:: Task input ::

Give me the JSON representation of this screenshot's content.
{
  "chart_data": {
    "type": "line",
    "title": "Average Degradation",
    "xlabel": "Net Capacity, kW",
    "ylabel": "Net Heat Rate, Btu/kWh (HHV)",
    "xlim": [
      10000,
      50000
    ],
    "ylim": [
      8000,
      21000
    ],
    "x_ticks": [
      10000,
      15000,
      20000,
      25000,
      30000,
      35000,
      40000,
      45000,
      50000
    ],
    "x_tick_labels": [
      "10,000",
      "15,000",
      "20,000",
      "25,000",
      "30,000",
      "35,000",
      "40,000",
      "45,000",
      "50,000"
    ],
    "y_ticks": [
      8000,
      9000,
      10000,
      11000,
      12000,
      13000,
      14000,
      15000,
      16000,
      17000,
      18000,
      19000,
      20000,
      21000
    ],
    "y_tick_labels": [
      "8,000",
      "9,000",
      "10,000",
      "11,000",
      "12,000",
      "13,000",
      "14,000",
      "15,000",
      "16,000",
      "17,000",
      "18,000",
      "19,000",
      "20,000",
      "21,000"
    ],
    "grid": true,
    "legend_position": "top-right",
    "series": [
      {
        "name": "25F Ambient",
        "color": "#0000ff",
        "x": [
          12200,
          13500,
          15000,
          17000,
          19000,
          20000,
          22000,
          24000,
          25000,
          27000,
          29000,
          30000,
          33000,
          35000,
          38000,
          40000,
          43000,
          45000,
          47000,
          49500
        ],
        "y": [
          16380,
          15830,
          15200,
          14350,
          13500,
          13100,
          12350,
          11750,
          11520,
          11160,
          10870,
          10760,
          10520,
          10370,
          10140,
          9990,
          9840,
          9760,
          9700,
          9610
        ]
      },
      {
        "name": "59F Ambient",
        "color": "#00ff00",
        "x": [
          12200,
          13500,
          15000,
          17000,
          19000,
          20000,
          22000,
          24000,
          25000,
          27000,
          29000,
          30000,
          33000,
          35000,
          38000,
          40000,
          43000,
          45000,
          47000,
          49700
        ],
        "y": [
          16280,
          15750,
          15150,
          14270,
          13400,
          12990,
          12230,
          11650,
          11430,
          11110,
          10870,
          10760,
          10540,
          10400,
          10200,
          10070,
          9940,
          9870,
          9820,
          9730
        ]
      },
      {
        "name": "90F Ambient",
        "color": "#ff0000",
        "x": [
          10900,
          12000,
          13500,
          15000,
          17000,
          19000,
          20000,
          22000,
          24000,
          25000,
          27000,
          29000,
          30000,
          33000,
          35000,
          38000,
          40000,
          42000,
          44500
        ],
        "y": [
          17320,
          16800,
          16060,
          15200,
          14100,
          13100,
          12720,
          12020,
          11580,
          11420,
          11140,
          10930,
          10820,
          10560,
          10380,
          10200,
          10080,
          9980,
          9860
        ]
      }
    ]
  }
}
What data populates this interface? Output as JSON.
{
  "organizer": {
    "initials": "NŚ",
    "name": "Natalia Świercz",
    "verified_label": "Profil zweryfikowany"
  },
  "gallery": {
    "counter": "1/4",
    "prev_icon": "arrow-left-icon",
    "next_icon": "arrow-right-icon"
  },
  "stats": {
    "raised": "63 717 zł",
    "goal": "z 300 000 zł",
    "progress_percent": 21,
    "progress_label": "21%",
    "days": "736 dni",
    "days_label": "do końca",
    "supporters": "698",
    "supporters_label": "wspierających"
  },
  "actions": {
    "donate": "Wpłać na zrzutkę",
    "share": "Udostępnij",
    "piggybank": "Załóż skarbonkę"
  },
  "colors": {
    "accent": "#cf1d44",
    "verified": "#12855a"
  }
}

:::

Your objective:
Type out the material again exactly as presented.

Task result:
Give me the JSON representation of this screenshot's content.
{
  "chart_data": {
    "type": "line",
    "title": "Average Degradation",
    "xlabel": "Net Capacity, kW",
    "ylabel": "Net Heat Rate, Btu/kWh (HHV)",
    "xlim": [
      10000,
      50000
    ],
    "ylim": [
      8000,
      21000
    ],
    "x_ticks": [
      10000,
      15000,
      20000,
      25000,
      30000,
      35000,
      40000,
      45000,
      50000
    ],
    "x_tick_labels": [
      "10,000",
      "15,000",
      "20,000",
      "25,000",
      "30,000",
      "35,000",
      "40,000",
      "45,000",
      "50,000"
    ],
    "y_ticks": [
      8000,
      9000,
      10000,
      11000,
      12000,
      13000,
      14000,
      15000,
      16000,
      17000,
      18000,
      19000,
      20000,
      21000
    ],
    "y_tick_labels": [
      "8,000",
      "9,000",
      "10,000",
      "11,000",
      "12,000",
      "13,000",
      "14,000",
      "15,000",
      "16,000",
      "17,000",
      "18,000",
      "19,000",
      "20,000",
      "21,000"
    ],
    "grid": true,
    "legend_position": "top-right",
    "series": [
      {
        "name": "25F Ambient",
        "color": "#0000ff",
        "x": [
          12200,
          13500,
          15000,
          17000,
          19000,
          20000,
          22000,
          24000,
          25000,
          27000,
          29000,
          30000,
          33000,
          35000,
          38000,
          40000,
          43000,
          45000,
          47000,
          49500
        ],
        "y": [
          16380,
          15830,
          15200,
          14350,
          13500,
          13100,
          12350,
          11750,
          11520,
          11160,
          10870,
          10760,
          10520,
          10370,
          10140,
          9990,
          9840,
          9760,
          9700,
          9610
        ]
      },
      {
        "name": "59F Ambient",
        "color": "#00ff00",
        "x": [
          12200,
          13500,
          15000,
          17000,
          19000,
          20000,
          22000,
          24000,
          25000,
          27000,
          29000,
          30000,
          33000,
          35000,
          38000,
          40000,
          43000,
          45000,
          47000,
          49700
        ],
        "y": [
          16280,
          15750,
          15150,
          14270,
          13400,
          12990,
          12230,
          11650,
          11430,
          11110,
          10870,
          10760,
          10540,
          10400,
          10200,
          10070,
          9940,
          9870,
          9820,
          9730
        ]
      },
      {
        "name": "90F Ambient",
        "color": "#ff0000",
        "x": [
          10900,
          12000,
          13500,
          15000,
          17000,
          19000,
          20000,
          22000,
          24000,
          25000,
          27000,
          29000,
          30000,
          33000,
          35000,
          38000,
          40000,
          42000,
          44500
        ],
        "y": [
          17320,
          16800,
          16060,
          15200,
          14100,
          13100,
          12720,
          12020,
          11580,
          11420,
          11140,
          10930,
          10820,
          10560,
          10380,
          10200,
          10080,
          9980,
          9860
        ]
      }
    ]
  }
}
What data populates this interface? Output as JSON.
{
  "organizer": {
    "initials": "NŚ",
    "name": "Natalia Świercz",
    "verified_label": "Profil zweryfikowany"
  },
  "gallery": {
    "counter": "1/4",
    "prev_icon": "arrow-left-icon",
    "next_icon": "arrow-right-icon"
  },
  "stats": {
    "raised": "63 717 zł",
    "goal": "z 300 000 zł",
    "progress_percent": 21,
    "progress_label": "21%",
    "days": "736 dni",
    "days_label": "do końca",
    "supporters": "698",
    "supporters_label": "wspierających"
  },
  "actions": {
    "donate": "Wpłać na zrzutkę",
    "share": "Udostępnij",
    "piggybank": "Załóż skarbonkę"
  },
  "colors": {
    "accent": "#cf1d44",
    "verified": "#12855a"
  }
}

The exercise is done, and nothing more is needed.